[Entries with figure data]
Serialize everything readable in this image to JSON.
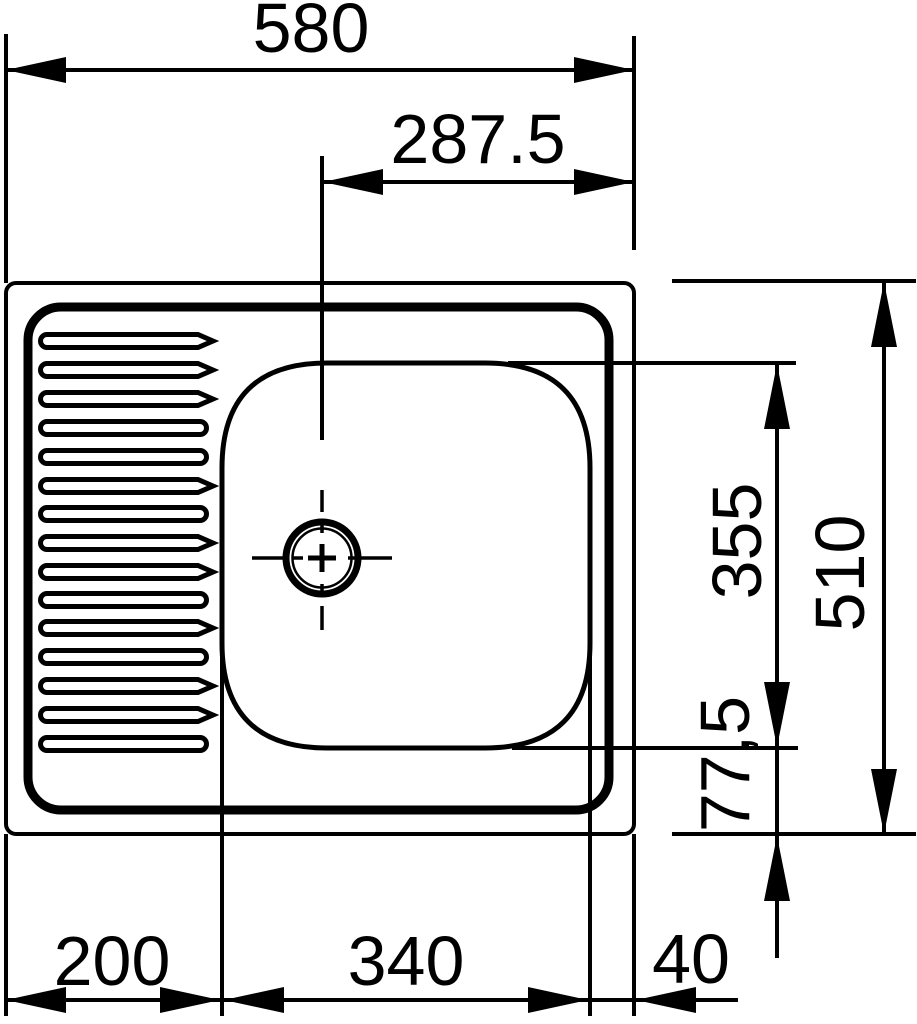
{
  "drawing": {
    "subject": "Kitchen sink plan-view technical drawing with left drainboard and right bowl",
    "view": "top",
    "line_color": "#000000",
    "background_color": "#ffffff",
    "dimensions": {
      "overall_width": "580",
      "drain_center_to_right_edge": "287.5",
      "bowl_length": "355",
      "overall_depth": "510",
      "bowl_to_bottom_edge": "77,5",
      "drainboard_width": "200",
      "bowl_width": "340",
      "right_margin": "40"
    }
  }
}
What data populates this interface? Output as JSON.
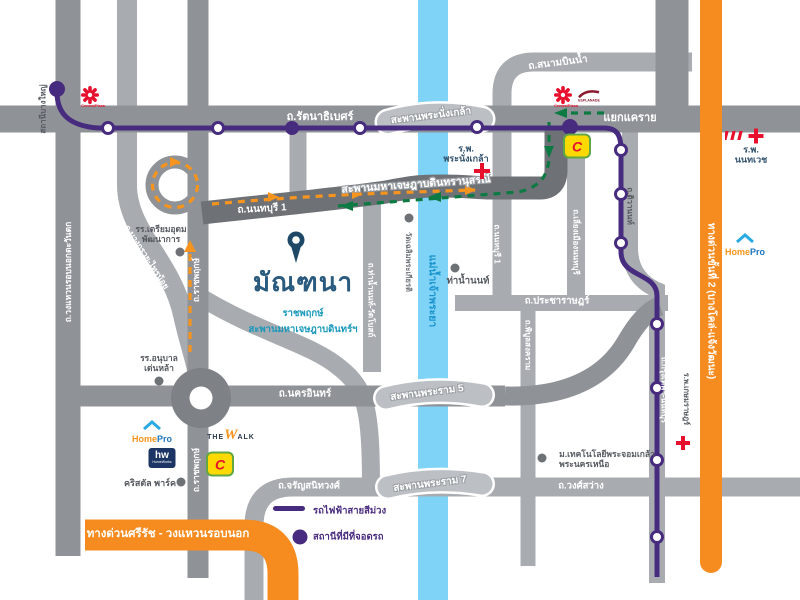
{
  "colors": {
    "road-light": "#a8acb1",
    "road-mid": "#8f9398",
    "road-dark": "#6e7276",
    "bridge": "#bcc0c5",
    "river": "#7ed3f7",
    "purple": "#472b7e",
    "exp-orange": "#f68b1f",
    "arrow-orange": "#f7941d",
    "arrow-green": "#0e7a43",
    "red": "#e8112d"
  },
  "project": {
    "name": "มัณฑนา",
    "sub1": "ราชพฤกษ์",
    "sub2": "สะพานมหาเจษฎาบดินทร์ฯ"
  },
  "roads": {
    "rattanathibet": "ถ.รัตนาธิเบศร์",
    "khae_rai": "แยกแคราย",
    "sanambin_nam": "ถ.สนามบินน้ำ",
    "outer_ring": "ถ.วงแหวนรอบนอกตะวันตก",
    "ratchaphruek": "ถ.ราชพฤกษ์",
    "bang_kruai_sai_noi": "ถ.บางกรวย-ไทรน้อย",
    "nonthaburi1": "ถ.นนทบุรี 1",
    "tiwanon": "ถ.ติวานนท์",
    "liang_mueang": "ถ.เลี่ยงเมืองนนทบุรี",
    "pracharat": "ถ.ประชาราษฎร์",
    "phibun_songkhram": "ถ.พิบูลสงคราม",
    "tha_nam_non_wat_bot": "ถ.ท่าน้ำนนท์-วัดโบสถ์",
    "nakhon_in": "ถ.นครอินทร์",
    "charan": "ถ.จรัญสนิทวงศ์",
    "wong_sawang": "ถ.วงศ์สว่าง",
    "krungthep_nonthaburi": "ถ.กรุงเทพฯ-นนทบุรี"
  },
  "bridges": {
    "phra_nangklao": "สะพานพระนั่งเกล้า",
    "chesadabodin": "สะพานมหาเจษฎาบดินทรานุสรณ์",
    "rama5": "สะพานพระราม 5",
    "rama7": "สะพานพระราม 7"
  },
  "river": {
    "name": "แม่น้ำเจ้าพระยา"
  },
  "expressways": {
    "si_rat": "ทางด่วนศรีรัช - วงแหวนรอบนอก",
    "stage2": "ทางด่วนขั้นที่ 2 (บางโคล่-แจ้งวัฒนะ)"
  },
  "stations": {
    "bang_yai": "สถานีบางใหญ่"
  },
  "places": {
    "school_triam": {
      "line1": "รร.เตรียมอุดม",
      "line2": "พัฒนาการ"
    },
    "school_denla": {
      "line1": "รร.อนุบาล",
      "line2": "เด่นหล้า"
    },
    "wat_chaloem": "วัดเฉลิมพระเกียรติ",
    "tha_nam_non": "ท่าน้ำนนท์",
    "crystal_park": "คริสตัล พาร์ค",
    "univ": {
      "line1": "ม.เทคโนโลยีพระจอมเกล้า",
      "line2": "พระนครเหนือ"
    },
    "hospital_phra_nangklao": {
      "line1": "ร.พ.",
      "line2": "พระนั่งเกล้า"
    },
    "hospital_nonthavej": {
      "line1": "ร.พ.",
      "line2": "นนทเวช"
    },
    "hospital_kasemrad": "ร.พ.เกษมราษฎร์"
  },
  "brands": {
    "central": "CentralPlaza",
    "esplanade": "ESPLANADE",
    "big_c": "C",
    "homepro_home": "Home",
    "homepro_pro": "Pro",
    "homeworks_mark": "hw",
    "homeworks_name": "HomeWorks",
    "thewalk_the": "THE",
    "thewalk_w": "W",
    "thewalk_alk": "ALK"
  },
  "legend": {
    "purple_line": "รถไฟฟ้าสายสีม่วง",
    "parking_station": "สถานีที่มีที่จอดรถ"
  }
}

● WHAT TO PRODUCE
In this exercise, set down all of the data exactly, without the pictures.

● PROBLEM SOLUTION
Serialize everything readable in this image to JSON.
{
  "drawing": {
    "subject": "Kitchen sink plan-view technical drawing with left drainboard and right bowl",
    "view": "top",
    "line_color": "#000000",
    "background_color": "#ffffff",
    "dimensions": {
      "overall_width": "580",
      "drain_center_to_right_edge": "287.5",
      "bowl_length": "355",
      "overall_depth": "510",
      "bowl_to_bottom_edge": "77,5",
      "drainboard_width": "200",
      "bowl_width": "340",
      "right_margin": "40"
    }
  }
}
What data populates this interface? Output as JSON.
{
  "colors": {
    "road-light": "#a8acb1",
    "road-mid": "#8f9398",
    "road-dark": "#6e7276",
    "bridge": "#bcc0c5",
    "river": "#7ed3f7",
    "purple": "#472b7e",
    "exp-orange": "#f68b1f",
    "arrow-orange": "#f7941d",
    "arrow-green": "#0e7a43",
    "red": "#e8112d"
  },
  "project": {
    "name": "มัณฑนา",
    "sub1": "ราชพฤกษ์",
    "sub2": "สะพานมหาเจษฎาบดินทร์ฯ"
  },
  "roads": {
    "rattanathibet": "ถ.รัตนาธิเบศร์",
    "khae_rai": "แยกแคราย",
    "sanambin_nam": "ถ.สนามบินน้ำ",
    "outer_ring": "ถ.วงแหวนรอบนอกตะวันตก",
    "ratchaphruek": "ถ.ราชพฤกษ์",
    "bang_kruai_sai_noi": "ถ.บางกรวย-ไทรน้อย",
    "nonthaburi1": "ถ.นนทบุรี 1",
    "tiwanon": "ถ.ติวานนท์",
    "liang_mueang": "ถ.เลี่ยงเมืองนนทบุรี",
    "pracharat": "ถ.ประชาราษฎร์",
    "phibun_songkhram": "ถ.พิบูลสงคราม",
    "tha_nam_non_wat_bot": "ถ.ท่าน้ำนนท์-วัดโบสถ์",
    "nakhon_in": "ถ.นครอินทร์",
    "charan": "ถ.จรัญสนิทวงศ์",
    "wong_sawang": "ถ.วงศ์สว่าง",
    "krungthep_nonthaburi": "ถ.กรุงเทพฯ-นนทบุรี"
  },
  "bridges": {
    "phra_nangklao": "สะพานพระนั่งเกล้า",
    "chesadabodin": "สะพานมหาเจษฎาบดินทรานุสรณ์",
    "rama5": "สะพานพระราม 5",
    "rama7": "สะพานพระราม 7"
  },
  "river": {
    "name": "แม่น้ำเจ้าพระยา"
  },
  "expressways": {
    "si_rat": "ทางด่วนศรีรัช - วงแหวนรอบนอก",
    "stage2": "ทางด่วนขั้นที่ 2 (บางโคล่-แจ้งวัฒนะ)"
  },
  "stations": {
    "bang_yai": "สถานีบางใหญ่"
  },
  "places": {
    "school_triam": {
      "line1": "รร.เตรียมอุดม",
      "line2": "พัฒนาการ"
    },
    "school_denla": {
      "line1": "รร.อนุบาล",
      "line2": "เด่นหล้า"
    },
    "wat_chaloem": "วัดเฉลิมพระเกียรติ",
    "tha_nam_non": "ท่าน้ำนนท์",
    "crystal_park": "คริสตัล พาร์ค",
    "univ": {
      "line1": "ม.เทคโนโลยีพระจอมเกล้า",
      "line2": "พระนครเหนือ"
    },
    "hospital_phra_nangklao": {
      "line1": "ร.พ.",
      "line2": "พระนั่งเกล้า"
    },
    "hospital_nonthavej": {
      "line1": "ร.พ.",
      "line2": "นนทเวช"
    },
    "hospital_kasemrad": "ร.พ.เกษมราษฎร์"
  },
  "brands": {
    "central": "CentralPlaza",
    "esplanade": "ESPLANADE",
    "big_c": "C",
    "homepro_home": "Home",
    "homepro_pro": "Pro",
    "homeworks_mark": "hw",
    "homeworks_name": "HomeWorks",
    "thewalk_the": "THE",
    "thewalk_w": "W",
    "thewalk_alk": "ALK"
  },
  "legend": {
    "purple_line": "รถไฟฟ้าสายสีม่วง",
    "parking_station": "สถานีที่มีที่จอดรถ"
  }
}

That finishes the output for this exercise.